◆ Records for the exercise ◆
.....
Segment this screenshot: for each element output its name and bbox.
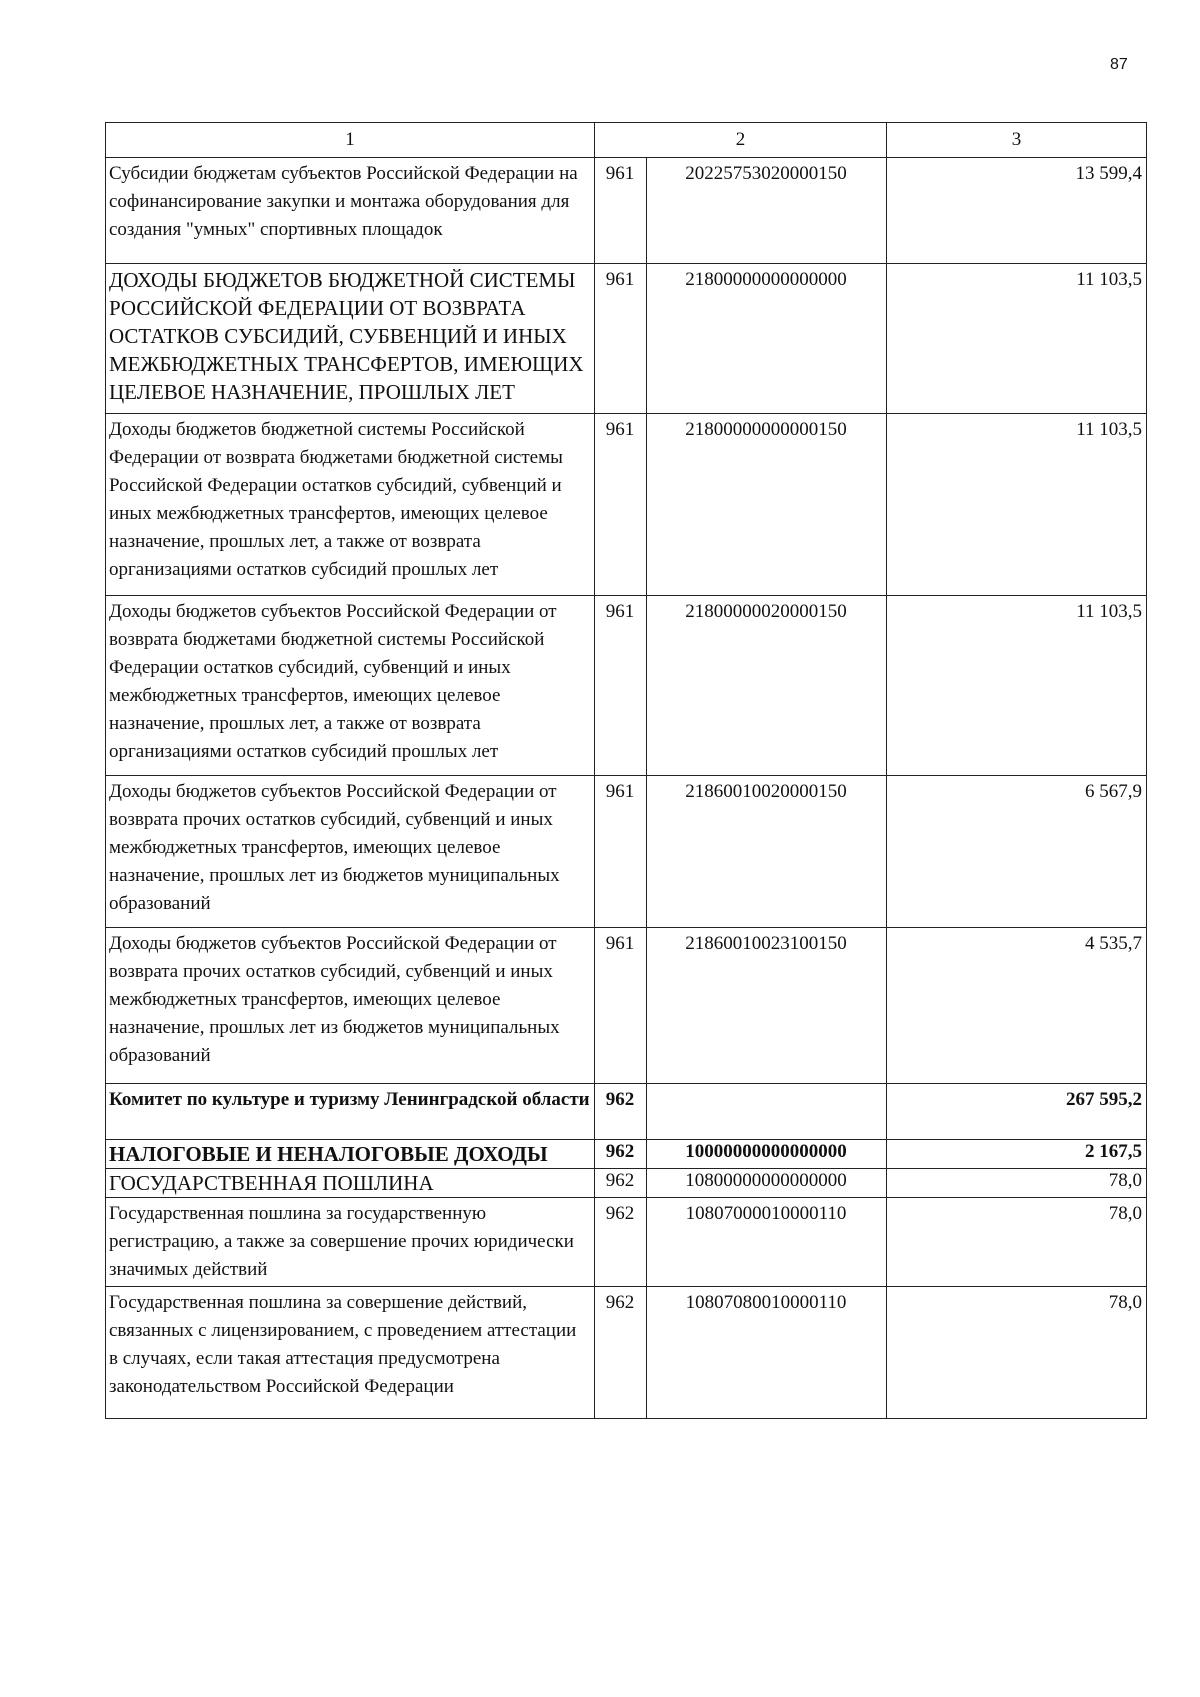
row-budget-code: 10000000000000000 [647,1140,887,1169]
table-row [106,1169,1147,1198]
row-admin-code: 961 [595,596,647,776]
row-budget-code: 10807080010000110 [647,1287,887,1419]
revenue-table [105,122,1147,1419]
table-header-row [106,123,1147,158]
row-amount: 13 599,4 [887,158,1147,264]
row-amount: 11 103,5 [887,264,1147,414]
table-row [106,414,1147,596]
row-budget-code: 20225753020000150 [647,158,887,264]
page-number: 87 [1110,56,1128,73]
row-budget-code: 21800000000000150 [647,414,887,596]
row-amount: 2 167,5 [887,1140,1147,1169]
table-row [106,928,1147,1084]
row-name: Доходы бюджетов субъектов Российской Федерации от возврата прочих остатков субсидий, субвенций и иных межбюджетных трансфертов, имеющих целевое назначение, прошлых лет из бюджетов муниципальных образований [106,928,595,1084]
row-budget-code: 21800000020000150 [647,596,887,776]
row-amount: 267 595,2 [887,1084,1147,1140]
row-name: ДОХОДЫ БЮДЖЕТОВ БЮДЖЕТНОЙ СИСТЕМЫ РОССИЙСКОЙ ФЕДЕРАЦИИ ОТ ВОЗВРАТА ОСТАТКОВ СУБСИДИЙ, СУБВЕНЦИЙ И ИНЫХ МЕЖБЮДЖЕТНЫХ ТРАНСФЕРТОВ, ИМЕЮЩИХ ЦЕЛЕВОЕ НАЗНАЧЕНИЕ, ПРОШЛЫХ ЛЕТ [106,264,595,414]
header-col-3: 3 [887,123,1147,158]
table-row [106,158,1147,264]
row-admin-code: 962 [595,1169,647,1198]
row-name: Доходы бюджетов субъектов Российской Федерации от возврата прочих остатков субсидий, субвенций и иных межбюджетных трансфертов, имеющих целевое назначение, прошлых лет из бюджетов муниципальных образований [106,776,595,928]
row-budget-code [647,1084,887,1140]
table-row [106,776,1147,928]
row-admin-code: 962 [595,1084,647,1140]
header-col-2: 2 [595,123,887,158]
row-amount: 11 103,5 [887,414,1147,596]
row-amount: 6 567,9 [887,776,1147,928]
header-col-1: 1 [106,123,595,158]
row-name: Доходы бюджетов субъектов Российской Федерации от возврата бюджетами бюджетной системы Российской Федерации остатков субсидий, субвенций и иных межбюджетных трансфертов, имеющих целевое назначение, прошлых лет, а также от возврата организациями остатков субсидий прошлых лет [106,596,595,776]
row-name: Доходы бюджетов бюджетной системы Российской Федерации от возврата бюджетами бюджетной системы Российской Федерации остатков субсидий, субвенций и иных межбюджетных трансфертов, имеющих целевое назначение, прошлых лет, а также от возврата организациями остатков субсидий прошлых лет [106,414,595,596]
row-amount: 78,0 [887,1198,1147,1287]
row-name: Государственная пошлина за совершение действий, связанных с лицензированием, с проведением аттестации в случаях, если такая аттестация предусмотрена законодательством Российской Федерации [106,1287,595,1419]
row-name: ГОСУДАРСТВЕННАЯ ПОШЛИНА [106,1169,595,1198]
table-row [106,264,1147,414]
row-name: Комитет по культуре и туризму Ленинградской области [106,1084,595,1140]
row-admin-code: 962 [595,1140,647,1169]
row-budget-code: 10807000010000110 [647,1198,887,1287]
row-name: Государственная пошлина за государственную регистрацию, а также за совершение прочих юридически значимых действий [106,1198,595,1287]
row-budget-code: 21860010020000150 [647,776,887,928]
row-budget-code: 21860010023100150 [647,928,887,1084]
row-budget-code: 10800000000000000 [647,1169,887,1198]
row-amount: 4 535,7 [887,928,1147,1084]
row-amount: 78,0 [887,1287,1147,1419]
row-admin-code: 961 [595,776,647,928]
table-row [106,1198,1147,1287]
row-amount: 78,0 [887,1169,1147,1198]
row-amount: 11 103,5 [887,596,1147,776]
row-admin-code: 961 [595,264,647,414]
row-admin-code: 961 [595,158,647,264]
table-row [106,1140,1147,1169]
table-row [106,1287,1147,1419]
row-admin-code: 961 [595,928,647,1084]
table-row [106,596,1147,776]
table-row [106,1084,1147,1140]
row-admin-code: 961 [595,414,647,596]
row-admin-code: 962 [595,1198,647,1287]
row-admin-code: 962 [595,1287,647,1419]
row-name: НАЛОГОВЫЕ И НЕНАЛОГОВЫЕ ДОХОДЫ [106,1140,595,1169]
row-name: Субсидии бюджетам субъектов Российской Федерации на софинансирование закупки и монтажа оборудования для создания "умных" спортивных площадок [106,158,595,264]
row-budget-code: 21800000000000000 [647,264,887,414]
.....
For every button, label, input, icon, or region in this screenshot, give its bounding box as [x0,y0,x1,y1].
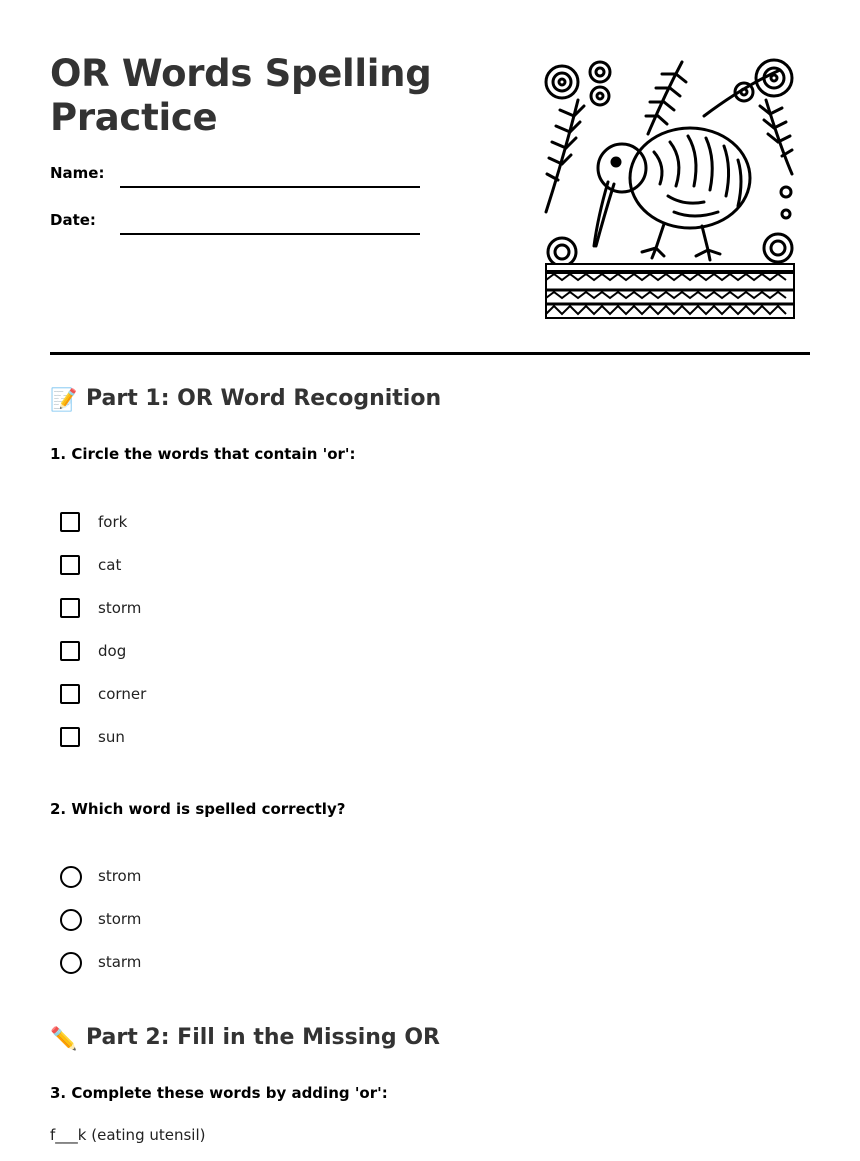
.....
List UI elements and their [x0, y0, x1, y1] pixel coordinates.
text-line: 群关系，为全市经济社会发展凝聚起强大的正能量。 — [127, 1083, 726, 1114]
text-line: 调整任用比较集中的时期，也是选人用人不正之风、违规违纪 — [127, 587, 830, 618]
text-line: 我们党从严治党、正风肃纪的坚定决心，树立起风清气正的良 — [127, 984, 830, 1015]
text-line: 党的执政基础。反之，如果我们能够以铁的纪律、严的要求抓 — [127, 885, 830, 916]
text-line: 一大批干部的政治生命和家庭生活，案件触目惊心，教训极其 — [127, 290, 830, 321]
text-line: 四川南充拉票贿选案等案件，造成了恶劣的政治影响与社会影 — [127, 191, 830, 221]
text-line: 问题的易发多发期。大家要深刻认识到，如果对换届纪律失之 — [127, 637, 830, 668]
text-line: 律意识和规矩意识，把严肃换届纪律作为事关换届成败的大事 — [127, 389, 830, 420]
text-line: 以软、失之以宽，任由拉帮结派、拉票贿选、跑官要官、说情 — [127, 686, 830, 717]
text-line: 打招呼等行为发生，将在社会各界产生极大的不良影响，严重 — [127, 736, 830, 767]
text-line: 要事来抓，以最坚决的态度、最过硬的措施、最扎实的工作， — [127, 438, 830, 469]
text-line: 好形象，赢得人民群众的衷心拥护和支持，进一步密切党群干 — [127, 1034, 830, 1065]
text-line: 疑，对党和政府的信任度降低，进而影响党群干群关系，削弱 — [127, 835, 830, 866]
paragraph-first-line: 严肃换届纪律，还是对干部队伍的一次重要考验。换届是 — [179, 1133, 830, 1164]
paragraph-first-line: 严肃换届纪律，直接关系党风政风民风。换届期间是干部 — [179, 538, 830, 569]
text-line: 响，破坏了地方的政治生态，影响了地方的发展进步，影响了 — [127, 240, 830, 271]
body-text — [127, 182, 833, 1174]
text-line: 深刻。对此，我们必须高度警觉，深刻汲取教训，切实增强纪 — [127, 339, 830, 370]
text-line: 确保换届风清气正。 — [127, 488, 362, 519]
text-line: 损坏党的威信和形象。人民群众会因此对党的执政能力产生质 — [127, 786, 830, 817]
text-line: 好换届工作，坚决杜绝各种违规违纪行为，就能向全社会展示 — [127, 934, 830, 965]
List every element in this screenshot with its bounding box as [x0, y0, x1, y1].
.....
◆ Problem description ◆
Output as a JSON list of strings the lines of the data starting at the line containing "List UI elements" and ending with the line containing "text-line: 疑，对党和政府的信任度降低，进而影响党群干群关系，削弱 —", both included, one string per line, with blank lines omitted.

◆ Response to this task ◆
[
  "List UI elements and their [x0, y0, x1, y1] pixel coordinates.",
  "text-line: 群关系，为全市经济社会发展凝聚起强大的正能量。 — [127, 1083, 726, 1114]",
  "text-line: 调整任用比较集中的时期，也是选人用人不正之风、违规违纪 — [127, 587, 830, 618]",
  "text-line: 我们党从严治党、正风肃纪的坚定决心，树立起风清气正的良 — [127, 984, 830, 1015]",
  "text-line: 党的执政基础。反之，如果我们能够以铁的纪律、严的要求抓 — [127, 885, 830, 916]",
  "text-line: 一大批干部的政治生命和家庭生活，案件触目惊心，教训极其 — [127, 290, 830, 321]",
  "text-line: 四川南充拉票贿选案等案件，造成了恶劣的政治影响与社会影 — [127, 191, 830, 221]",
  "text-line: 问题的易发多发期。大家要深刻认识到，如果对换届纪律失之 — [127, 637, 830, 668]",
  "text-line: 律意识和规矩意识，把严肃换届纪律作为事关换届成败的大事 — [127, 389, 830, 420]",
  "text-line: 以软、失之以宽，任由拉帮结派、拉票贿选、跑官要官、说情 — [127, 686, 830, 717]",
  "text-line: 打招呼等行为发生，将在社会各界产生极大的不良影响，严重 — [127, 736, 830, 767]",
  "text-line: 要事来抓，以最坚决的态度、最过硬的措施、最扎实的工作， — [127, 438, 830, 469]",
  "text-line: 好形象，赢得人民群众的衷心拥护和支持，进一步密切党群干 — [127, 1034, 830, 1065]",
  "text-line: 疑，对党和政府的信任度降低，进而影响党群干群关系，削弱 — [127, 835, 830, 866]"
]